__What is expected__.
Provide a single number: the count of lines containing the string "data".

__Materials provided__.
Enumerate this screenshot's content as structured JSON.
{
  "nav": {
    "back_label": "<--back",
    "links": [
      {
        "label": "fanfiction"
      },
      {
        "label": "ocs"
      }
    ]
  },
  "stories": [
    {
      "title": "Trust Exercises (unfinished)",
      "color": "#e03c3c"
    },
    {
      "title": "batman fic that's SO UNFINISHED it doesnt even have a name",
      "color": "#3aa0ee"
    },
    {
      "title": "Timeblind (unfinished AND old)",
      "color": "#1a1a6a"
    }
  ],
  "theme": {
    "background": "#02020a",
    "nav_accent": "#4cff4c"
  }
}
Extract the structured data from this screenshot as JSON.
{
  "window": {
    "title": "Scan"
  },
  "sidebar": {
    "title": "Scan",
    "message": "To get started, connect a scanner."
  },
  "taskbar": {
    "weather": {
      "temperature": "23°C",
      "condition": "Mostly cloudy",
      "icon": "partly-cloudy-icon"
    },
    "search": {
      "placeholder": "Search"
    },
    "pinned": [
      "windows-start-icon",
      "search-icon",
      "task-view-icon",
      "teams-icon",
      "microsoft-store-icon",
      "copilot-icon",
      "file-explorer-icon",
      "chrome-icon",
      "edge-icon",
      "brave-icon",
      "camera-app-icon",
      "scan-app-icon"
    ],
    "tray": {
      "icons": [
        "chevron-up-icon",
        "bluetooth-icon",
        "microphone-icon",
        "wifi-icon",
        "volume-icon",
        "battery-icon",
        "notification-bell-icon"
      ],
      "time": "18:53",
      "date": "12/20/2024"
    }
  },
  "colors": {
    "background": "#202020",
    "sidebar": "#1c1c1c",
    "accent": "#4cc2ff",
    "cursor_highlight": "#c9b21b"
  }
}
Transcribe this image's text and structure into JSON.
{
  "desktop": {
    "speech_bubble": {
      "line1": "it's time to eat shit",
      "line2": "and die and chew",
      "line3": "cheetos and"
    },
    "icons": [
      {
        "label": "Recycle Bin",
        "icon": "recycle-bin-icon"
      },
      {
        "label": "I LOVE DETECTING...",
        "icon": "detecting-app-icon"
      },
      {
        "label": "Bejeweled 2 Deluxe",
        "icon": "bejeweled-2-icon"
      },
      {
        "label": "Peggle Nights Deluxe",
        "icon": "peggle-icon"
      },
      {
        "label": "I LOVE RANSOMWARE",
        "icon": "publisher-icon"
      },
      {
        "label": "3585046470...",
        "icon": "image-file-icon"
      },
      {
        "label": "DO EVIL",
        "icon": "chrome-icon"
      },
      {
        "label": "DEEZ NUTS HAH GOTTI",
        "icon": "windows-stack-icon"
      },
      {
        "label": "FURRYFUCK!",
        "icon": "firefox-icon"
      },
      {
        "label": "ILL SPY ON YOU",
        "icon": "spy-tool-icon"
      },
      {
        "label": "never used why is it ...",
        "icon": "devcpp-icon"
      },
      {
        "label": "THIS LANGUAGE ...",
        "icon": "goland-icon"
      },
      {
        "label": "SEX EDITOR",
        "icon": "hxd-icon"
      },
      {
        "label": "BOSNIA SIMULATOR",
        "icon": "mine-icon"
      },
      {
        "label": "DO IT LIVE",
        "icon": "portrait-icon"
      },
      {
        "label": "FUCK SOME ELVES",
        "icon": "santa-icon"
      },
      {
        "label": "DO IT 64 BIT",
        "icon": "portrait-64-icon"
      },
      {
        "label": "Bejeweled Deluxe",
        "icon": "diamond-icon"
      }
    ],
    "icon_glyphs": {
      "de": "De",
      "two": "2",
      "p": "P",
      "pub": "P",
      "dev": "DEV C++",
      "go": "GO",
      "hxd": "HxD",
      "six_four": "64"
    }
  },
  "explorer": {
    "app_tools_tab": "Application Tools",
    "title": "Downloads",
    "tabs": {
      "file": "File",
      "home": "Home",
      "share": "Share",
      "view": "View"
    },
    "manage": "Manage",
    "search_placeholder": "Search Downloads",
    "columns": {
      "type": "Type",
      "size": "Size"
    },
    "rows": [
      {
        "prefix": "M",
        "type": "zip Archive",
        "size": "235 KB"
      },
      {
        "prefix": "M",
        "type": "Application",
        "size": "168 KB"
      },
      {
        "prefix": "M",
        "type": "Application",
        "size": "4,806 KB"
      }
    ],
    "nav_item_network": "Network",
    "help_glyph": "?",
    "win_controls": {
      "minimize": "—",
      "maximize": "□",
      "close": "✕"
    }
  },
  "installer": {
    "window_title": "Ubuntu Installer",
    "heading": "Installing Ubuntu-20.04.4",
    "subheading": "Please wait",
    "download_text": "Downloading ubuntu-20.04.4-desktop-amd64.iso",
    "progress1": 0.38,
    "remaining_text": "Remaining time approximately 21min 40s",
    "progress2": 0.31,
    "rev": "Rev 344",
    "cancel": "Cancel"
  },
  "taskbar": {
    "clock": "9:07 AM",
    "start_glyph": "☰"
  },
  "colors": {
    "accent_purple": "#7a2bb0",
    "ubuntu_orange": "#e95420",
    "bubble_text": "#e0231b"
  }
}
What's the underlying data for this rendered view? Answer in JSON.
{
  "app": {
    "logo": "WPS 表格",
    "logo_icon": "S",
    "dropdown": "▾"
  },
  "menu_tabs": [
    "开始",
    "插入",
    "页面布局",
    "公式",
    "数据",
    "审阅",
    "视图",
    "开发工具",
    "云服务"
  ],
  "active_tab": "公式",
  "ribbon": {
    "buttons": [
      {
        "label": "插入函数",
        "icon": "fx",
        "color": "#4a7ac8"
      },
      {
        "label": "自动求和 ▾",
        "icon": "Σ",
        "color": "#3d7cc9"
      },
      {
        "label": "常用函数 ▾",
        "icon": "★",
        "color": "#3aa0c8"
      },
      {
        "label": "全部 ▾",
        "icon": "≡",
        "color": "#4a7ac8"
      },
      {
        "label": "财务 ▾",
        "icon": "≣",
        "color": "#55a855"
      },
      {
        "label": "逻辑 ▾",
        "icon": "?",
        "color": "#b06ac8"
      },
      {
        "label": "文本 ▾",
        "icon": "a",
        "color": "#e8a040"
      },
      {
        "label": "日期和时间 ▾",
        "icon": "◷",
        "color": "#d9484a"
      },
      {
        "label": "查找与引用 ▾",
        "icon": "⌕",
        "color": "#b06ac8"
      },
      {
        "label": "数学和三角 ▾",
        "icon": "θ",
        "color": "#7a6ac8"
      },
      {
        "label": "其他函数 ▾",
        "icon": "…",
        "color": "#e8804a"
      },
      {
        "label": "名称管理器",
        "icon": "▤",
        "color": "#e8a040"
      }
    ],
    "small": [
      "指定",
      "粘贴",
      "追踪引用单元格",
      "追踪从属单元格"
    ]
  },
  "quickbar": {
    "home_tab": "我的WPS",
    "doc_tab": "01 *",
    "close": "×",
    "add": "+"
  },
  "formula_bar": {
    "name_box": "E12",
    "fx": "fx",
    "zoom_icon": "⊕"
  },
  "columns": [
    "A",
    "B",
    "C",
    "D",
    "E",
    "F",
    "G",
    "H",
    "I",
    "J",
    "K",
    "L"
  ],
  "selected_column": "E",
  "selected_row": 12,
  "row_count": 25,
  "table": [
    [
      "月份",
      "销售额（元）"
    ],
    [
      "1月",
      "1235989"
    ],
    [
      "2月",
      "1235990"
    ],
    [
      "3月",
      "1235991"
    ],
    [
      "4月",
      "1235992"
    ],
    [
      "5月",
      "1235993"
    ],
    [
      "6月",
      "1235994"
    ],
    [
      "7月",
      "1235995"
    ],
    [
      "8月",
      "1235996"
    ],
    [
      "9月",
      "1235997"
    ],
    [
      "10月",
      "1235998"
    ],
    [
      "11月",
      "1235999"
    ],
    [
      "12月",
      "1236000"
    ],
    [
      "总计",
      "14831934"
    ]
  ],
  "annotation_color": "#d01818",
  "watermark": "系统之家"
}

__Solution__.
2